From the entries below, say how many lines carry the word "JSON", and give nothing but the number.

A run of records
__________

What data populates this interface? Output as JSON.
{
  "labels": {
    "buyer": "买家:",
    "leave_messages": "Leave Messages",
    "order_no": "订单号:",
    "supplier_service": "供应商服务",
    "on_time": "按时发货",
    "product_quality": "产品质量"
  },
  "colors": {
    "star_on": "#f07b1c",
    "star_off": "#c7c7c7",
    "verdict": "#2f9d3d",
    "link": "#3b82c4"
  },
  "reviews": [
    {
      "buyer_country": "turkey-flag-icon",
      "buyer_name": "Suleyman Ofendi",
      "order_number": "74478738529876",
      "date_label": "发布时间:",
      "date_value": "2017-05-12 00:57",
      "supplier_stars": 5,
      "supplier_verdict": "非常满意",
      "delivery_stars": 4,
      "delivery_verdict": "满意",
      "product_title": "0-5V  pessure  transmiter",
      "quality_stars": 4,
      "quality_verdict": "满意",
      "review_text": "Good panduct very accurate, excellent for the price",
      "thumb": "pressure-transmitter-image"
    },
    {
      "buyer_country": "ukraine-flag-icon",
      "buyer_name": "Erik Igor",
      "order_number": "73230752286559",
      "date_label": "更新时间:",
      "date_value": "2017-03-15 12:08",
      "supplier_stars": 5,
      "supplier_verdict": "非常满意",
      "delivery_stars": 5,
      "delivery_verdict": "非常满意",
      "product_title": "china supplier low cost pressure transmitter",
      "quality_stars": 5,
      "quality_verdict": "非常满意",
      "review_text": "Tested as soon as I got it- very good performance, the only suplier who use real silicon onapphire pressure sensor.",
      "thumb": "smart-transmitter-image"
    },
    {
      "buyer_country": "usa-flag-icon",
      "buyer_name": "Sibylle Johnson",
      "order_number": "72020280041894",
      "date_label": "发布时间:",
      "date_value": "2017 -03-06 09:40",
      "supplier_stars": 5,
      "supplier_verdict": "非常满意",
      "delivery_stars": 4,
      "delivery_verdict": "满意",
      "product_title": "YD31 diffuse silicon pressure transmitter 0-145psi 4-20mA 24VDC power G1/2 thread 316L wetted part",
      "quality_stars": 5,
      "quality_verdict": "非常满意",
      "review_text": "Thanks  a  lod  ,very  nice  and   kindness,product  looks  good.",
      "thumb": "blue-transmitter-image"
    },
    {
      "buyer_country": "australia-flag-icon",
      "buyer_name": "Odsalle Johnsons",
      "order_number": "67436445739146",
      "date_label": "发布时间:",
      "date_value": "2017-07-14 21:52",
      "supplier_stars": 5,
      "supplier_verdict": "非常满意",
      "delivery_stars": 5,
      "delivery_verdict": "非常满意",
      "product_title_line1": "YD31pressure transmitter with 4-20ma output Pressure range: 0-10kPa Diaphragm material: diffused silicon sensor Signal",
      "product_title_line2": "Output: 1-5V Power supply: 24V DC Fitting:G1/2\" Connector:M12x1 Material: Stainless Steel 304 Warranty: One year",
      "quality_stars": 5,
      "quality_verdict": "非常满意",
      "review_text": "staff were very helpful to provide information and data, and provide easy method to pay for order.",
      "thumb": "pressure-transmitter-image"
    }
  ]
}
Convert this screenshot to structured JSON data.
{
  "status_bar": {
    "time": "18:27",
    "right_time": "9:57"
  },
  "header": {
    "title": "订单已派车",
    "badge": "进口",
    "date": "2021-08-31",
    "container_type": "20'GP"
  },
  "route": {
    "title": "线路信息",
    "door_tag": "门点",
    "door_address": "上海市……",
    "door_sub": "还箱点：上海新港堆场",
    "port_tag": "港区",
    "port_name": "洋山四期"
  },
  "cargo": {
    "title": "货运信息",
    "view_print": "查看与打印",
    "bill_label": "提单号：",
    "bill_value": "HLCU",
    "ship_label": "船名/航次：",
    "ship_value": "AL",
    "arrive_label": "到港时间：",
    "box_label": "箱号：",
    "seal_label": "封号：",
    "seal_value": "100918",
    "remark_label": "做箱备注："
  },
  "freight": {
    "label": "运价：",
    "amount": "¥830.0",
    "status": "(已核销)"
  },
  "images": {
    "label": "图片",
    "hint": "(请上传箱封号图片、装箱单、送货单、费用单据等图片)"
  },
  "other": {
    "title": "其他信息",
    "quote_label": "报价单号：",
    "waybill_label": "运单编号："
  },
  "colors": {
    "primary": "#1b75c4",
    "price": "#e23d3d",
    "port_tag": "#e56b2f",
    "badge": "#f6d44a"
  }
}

__________

→ EXERCISE SOLUTION: 2